Exercise details: Filter these entries so that only lines with the word "USDT" remain.
-------
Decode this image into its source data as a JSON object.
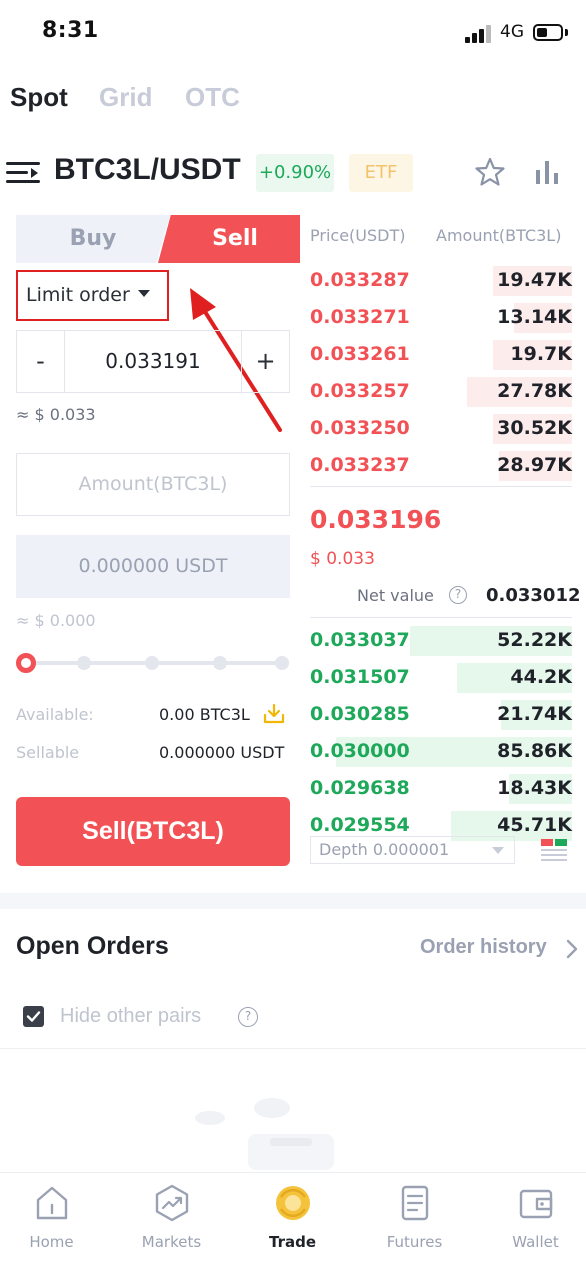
{
  "status_bar": {
    "time": "8:31",
    "network": "4G"
  },
  "mode_tabs": [
    {
      "label": "Spot",
      "active": true
    },
    {
      "label": "Grid",
      "active": false
    },
    {
      "label": "OTC",
      "active": false
    }
  ],
  "pair": {
    "symbol": "BTC3L/USDT",
    "change": "+0.90%",
    "tag": "ETF"
  },
  "order_form": {
    "buy_label": "Buy",
    "sell_label": "Sell",
    "order_type": "Limit order",
    "price_minus": "-",
    "price_value": "0.033191",
    "price_plus": "+",
    "price_approx": "≈ $ 0.033",
    "amount_placeholder": "Amount(BTC3L)",
    "total_value": "0.000000 USDT",
    "total_approx": "≈ $ 0.000",
    "slider_percent": 0,
    "available_label": "Available:",
    "available_value": "0.00 BTC3L",
    "sellable_label": "Sellable",
    "sellable_value": "0.000000 USDT",
    "submit_label": "Sell(BTC3L)"
  },
  "order_book": {
    "price_header": "Price(USDT)",
    "amount_header": "Amount(BTC3L)",
    "asks": [
      {
        "price": "0.033287",
        "amount": "19.47K",
        "depth": 0.3
      },
      {
        "price": "0.033271",
        "amount": "13.14K",
        "depth": 0.22
      },
      {
        "price": "0.033261",
        "amount": "19.7K",
        "depth": 0.3
      },
      {
        "price": "0.033257",
        "amount": "27.78K",
        "depth": 0.4
      },
      {
        "price": "0.033250",
        "amount": "30.52K",
        "depth": 0.3
      },
      {
        "price": "0.033237",
        "amount": "28.97K",
        "depth": 0.28
      }
    ],
    "last_price": "0.033196",
    "last_price_usd": "$ 0.033",
    "net_value_label": "Net value",
    "net_value": "0.033012",
    "bids": [
      {
        "price": "0.033037",
        "amount": "52.22K",
        "depth": 0.62
      },
      {
        "price": "0.031507",
        "amount": "44.2K",
        "depth": 0.44
      },
      {
        "price": "0.030285",
        "amount": "21.74K",
        "depth": 0.27
      },
      {
        "price": "0.030000",
        "amount": "85.86K",
        "depth": 0.9
      },
      {
        "price": "0.029638",
        "amount": "18.43K",
        "depth": 0.24
      },
      {
        "price": "0.029554",
        "amount": "45.71K",
        "depth": 0.46
      }
    ],
    "depth_select": "Depth 0.000001"
  },
  "open_orders": {
    "title": "Open Orders",
    "history_link": "Order history",
    "hide_pairs_label": "Hide other pairs",
    "hide_pairs_checked": true
  },
  "bottom_nav": [
    {
      "label": "Home",
      "icon": "home-icon",
      "active": false
    },
    {
      "label": "Markets",
      "icon": "markets-icon",
      "active": false
    },
    {
      "label": "Trade",
      "icon": "trade-icon",
      "active": true
    },
    {
      "label": "Futures",
      "icon": "futures-icon",
      "active": false
    },
    {
      "label": "Wallet",
      "icon": "wallet-icon",
      "active": false
    }
  ],
  "colors": {
    "sell_red": "#f25255",
    "buy_green": "#1ea85a",
    "highlight_red": "#e02020",
    "trade_gold": "#f5c33b"
  }
}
-------
Task response:
    "symbol": "BTC3L/USDT",
    "total_value": "0.000000 USDT",
    "sellable_value": "0.000000 USDT",
    "price_header": "Price(USDT)",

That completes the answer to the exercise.